# Set problem:
Would you return all of this data exactly, leaving nothing out?

# Records for this task:
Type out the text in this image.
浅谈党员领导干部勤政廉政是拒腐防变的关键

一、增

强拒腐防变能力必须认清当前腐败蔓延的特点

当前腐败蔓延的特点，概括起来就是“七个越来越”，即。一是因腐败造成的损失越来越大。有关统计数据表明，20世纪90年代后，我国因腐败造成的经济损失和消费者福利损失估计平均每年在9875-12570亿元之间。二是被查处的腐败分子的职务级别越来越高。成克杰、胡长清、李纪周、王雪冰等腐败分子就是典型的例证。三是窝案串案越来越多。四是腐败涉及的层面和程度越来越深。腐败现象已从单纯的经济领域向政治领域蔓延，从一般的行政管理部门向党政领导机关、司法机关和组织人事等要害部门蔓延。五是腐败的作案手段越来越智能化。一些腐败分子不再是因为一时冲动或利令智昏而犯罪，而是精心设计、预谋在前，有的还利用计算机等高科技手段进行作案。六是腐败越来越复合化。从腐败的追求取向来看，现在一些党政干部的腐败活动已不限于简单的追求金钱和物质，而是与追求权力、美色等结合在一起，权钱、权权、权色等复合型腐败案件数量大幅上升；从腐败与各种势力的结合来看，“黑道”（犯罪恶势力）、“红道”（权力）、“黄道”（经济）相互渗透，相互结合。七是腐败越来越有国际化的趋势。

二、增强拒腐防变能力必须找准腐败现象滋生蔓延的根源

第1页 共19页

# Correct response:
Type out the text in this image.
浅谈党员领导干部勤政廉政是拒腐防变的关键

一、增

强拒腐防变能力必须认清当前腐败蔓延的特点

当前腐败蔓延的特点，概括起来就是“七个越来越”，即。一是因腐败造成的损失越来越大。有关统计数据表明，20世纪90年代后，我国因腐败造成的经济损失和消费者福利损失估计平均每年在9875-12570亿元之间。二是被查处的腐败分子的职务级别越来越高。成克杰、胡长清、李纪周、王雪冰等腐败分子就是典型的例证。三是窝案串案越来越多。四是腐败涉及的层面和程度越来越深。腐败现象已从单纯的经济领域向政治领域蔓延，从一般的行政管理部门向党政领导机关、司法机关和组织人事等要害部门蔓延。五是腐败的作案手段越来越智能化。一些腐败分子不再是因为一时冲动或利令智昏而犯罪，而是精心设计、预谋在前，有的还利用计算机等高科技手段进行作案。六是腐败越来越复合化。从腐败的追求取向来看，现在一些党政干部的腐败活动已不限于简单的追求金钱和物质，而是与追求权力、美色等结合在一起，权钱、权权、权色等复合型腐败案件数量大幅上升；从腐败与各种势力的结合来看，“黑道”（犯罪恶势力）、“红道”（权力）、“黄道”（经济）相互渗透，相互结合。七是腐败越来越有国际化的趋势。

二、增强拒腐防变能力必须找准腐败现象滋生蔓延的根源

第1页 共19页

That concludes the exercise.